What you have to do - Starting at the top of the records and continuing through the line that contains "267, 340, 284]", express those lines as a JSON list of strings with one string per line, leaving out any blank lines.

Data provided -
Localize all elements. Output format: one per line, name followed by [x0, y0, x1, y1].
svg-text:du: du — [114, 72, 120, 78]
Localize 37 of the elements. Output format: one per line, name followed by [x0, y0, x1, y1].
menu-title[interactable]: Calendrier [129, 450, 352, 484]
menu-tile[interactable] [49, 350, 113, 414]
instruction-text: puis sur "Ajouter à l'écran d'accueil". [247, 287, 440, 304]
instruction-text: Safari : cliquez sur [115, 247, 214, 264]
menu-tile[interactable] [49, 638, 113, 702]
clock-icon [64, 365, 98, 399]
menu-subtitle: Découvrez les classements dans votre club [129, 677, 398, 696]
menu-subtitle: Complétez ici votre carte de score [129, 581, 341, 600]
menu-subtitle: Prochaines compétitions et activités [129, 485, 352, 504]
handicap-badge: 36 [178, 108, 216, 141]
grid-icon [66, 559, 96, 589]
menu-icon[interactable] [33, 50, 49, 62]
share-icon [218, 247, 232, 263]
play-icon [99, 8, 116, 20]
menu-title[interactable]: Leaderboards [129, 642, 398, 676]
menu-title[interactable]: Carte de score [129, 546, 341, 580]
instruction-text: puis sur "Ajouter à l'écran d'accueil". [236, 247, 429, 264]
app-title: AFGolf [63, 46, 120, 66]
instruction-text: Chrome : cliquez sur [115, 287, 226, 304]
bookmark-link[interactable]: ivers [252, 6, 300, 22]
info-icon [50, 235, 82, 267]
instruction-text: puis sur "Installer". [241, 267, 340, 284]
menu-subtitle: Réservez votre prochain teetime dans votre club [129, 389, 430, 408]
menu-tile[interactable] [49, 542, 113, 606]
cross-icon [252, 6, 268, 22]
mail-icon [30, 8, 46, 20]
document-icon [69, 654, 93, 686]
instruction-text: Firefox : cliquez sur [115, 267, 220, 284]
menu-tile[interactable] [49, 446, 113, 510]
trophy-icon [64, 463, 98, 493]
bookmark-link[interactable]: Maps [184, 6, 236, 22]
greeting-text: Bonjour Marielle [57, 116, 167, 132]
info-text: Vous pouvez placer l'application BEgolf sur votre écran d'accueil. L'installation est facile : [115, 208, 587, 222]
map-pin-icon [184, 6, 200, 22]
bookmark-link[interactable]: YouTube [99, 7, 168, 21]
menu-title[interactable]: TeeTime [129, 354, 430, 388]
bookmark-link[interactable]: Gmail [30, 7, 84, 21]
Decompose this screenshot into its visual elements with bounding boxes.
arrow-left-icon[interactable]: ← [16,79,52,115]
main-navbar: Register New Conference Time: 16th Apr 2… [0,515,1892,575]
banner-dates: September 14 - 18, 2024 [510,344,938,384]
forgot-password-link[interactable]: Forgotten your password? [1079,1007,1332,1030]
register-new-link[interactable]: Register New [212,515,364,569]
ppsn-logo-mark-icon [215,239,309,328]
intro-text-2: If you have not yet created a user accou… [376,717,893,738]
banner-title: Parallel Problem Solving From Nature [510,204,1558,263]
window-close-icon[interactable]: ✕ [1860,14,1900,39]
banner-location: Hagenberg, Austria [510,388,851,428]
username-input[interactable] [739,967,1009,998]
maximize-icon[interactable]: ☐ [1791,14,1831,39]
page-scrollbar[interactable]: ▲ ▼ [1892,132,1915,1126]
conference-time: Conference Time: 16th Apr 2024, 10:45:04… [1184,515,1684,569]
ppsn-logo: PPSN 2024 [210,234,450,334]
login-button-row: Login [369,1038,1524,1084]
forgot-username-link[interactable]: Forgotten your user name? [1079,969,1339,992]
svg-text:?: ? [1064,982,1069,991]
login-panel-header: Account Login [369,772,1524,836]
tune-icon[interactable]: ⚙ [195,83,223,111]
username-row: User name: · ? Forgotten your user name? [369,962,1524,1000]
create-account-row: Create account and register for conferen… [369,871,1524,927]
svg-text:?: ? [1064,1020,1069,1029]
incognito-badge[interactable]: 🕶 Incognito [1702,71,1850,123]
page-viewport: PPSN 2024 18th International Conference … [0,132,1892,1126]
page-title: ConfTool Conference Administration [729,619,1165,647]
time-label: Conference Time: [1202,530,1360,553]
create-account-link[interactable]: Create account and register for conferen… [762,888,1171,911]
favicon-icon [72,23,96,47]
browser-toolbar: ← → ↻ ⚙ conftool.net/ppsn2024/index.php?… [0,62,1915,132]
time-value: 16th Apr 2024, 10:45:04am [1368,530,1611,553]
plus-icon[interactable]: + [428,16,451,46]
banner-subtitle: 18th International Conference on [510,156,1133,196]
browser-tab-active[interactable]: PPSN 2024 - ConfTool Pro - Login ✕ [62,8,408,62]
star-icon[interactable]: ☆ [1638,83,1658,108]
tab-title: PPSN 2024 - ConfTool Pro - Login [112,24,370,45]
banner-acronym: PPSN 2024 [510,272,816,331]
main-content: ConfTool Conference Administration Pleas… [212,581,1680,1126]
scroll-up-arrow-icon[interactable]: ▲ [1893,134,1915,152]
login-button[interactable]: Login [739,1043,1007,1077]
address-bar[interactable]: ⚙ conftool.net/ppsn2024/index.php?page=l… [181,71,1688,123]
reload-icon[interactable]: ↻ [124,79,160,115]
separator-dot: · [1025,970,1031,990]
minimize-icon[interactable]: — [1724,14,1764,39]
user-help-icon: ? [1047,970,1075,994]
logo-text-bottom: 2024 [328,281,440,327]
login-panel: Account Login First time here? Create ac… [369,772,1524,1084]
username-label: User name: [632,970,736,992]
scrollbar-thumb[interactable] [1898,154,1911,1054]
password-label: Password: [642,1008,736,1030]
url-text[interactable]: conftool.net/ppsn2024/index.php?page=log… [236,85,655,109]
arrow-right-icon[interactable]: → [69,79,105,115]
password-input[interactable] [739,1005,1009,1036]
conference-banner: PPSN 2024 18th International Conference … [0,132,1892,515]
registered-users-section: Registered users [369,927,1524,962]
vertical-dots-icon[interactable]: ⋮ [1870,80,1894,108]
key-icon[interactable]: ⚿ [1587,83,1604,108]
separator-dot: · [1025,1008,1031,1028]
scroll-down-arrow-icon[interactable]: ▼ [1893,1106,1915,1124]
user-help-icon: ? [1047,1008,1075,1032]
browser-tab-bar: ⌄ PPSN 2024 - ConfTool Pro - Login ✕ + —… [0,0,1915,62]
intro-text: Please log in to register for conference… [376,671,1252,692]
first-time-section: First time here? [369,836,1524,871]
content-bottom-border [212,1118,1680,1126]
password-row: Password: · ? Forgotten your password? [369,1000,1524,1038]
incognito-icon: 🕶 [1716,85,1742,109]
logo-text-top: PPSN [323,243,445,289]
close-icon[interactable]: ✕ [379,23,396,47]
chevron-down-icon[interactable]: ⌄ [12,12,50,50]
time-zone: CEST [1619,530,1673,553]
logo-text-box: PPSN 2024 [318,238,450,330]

Output of the task -
[
  "Localize all elements. Output format: one per line, name followed by [x0, y0, x1, y1].",
  "svg-text:du: du — [114, 72, 120, 78]",
  "Localize 37 of the elements. Output format: one per line, name followed by [x0, y0, x1, y1].",
  "menu-title[interactable]: Calendrier [129, 450, 352, 484]",
  "menu-tile[interactable] [49, 350, 113, 414]",
  "instruction-text: puis sur \"Ajouter à l'écran d'accueil\". [247, 287, 440, 304]",
  "instruction-text: Safari : cliquez sur [115, 247, 214, 264]",
  "menu-tile[interactable] [49, 638, 113, 702]",
  "clock-icon [64, 365, 98, 399]",
  "menu-subtitle: Découvrez les classements dans votre club [129, 677, 398, 696]",
  "menu-subtitle: Complétez ici votre carte de score [129, 581, 341, 600]",
  "menu-subtitle: Prochaines compétitions et activités [129, 485, 352, 504]",
  "handicap-badge: 36 [178, 108, 216, 141]",
  "grid-icon [66, 559, 96, 589]",
  "menu-icon[interactable] [33, 50, 49, 62]",
  "share-icon [218, 247, 232, 263]",
  "play-icon [99, 8, 116, 20]",
  "menu-title[interactable]: Leaderboards [129, 642, 398, 676]",
  "menu-title[interactable]: Carte de score [129, 546, 341, 580]",
  "instruction-text: puis sur \"Ajouter à l'écran d'accueil\". [236, 247, 429, 264]",
  "app-title: AFGolf [63, 46, 120, 66]",
  "instruction-text: Chrome : cliquez sur [115, 287, 226, 304]",
  "bookmark-link[interactable]: ivers [252, 6, 300, 22]",
  "info-icon [50, 235, 82, 267]",
  "instruction-text: puis sur \"Installer\". [241, 267, 340, 284]"
]